**Problem to solve:**
What follows are records. Restate all of them word for word.

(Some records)
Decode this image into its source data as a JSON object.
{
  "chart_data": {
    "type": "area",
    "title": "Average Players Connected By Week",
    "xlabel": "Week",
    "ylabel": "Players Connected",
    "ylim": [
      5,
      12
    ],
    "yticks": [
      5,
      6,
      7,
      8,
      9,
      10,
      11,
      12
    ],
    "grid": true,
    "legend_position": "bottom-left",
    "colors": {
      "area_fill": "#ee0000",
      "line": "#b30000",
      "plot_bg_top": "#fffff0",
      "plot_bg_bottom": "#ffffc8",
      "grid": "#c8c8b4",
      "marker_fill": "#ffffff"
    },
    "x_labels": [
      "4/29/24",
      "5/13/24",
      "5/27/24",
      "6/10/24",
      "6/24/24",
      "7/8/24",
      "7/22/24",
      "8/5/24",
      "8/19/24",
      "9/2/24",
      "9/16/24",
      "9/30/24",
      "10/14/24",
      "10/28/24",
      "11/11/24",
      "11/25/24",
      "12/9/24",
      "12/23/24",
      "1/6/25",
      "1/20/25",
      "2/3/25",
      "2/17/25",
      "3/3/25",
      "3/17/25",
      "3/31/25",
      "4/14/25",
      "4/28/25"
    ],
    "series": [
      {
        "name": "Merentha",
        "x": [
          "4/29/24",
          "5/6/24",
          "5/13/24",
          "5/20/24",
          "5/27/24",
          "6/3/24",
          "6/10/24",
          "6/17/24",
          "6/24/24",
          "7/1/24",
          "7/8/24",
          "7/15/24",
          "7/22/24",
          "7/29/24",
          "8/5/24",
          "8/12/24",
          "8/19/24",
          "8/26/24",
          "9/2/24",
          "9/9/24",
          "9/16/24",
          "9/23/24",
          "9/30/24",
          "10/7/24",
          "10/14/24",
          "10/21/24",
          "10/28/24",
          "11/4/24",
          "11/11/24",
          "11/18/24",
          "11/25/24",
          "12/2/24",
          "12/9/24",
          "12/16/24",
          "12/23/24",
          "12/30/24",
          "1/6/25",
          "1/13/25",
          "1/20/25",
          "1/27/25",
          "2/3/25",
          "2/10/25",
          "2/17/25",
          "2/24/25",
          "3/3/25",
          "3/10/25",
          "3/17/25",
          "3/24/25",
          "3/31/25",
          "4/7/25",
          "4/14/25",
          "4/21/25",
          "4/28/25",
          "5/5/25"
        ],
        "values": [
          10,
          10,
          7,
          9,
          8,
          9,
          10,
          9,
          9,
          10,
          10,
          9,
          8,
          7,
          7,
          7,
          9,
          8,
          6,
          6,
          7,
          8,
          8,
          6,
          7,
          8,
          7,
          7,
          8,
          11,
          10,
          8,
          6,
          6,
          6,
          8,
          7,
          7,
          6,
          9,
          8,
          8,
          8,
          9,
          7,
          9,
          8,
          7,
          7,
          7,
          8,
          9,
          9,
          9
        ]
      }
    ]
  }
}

**Answer to this task:**
Decode this image into its source data as a JSON object.
{
  "chart_data": {
    "type": "area",
    "title": "Average Players Connected By Week",
    "xlabel": "Week",
    "ylabel": "Players Connected",
    "ylim": [
      5,
      12
    ],
    "yticks": [
      5,
      6,
      7,
      8,
      9,
      10,
      11,
      12
    ],
    "grid": true,
    "legend_position": "bottom-left",
    "colors": {
      "area_fill": "#ee0000",
      "line": "#b30000",
      "plot_bg_top": "#fffff0",
      "plot_bg_bottom": "#ffffc8",
      "grid": "#c8c8b4",
      "marker_fill": "#ffffff"
    },
    "x_labels": [
      "4/29/24",
      "5/13/24",
      "5/27/24",
      "6/10/24",
      "6/24/24",
      "7/8/24",
      "7/22/24",
      "8/5/24",
      "8/19/24",
      "9/2/24",
      "9/16/24",
      "9/30/24",
      "10/14/24",
      "10/28/24",
      "11/11/24",
      "11/25/24",
      "12/9/24",
      "12/23/24",
      "1/6/25",
      "1/20/25",
      "2/3/25",
      "2/17/25",
      "3/3/25",
      "3/17/25",
      "3/31/25",
      "4/14/25",
      "4/28/25"
    ],
    "series": [
      {
        "name": "Merentha",
        "x": [
          "4/29/24",
          "5/6/24",
          "5/13/24",
          "5/20/24",
          "5/27/24",
          "6/3/24",
          "6/10/24",
          "6/17/24",
          "6/24/24",
          "7/1/24",
          "7/8/24",
          "7/15/24",
          "7/22/24",
          "7/29/24",
          "8/5/24",
          "8/12/24",
          "8/19/24",
          "8/26/24",
          "9/2/24",
          "9/9/24",
          "9/16/24",
          "9/23/24",
          "9/30/24",
          "10/7/24",
          "10/14/24",
          "10/21/24",
          "10/28/24",
          "11/4/24",
          "11/11/24",
          "11/18/24",
          "11/25/24",
          "12/2/24",
          "12/9/24",
          "12/16/24",
          "12/23/24",
          "12/30/24",
          "1/6/25",
          "1/13/25",
          "1/20/25",
          "1/27/25",
          "2/3/25",
          "2/10/25",
          "2/17/25",
          "2/24/25",
          "3/3/25",
          "3/10/25",
          "3/17/25",
          "3/24/25",
          "3/31/25",
          "4/7/25",
          "4/14/25",
          "4/21/25",
          "4/28/25",
          "5/5/25"
        ],
        "values": [
          10,
          10,
          7,
          9,
          8,
          9,
          10,
          9,
          9,
          10,
          10,
          9,
          8,
          7,
          7,
          7,
          9,
          8,
          6,
          6,
          7,
          8,
          8,
          6,
          7,
          8,
          7,
          7,
          8,
          11,
          10,
          8,
          6,
          6,
          6,
          8,
          7,
          7,
          6,
          9,
          8,
          8,
          8,
          9,
          7,
          9,
          8,
          7,
          7,
          7,
          8,
          9,
          9,
          9
        ]
      }
    ]
  }
}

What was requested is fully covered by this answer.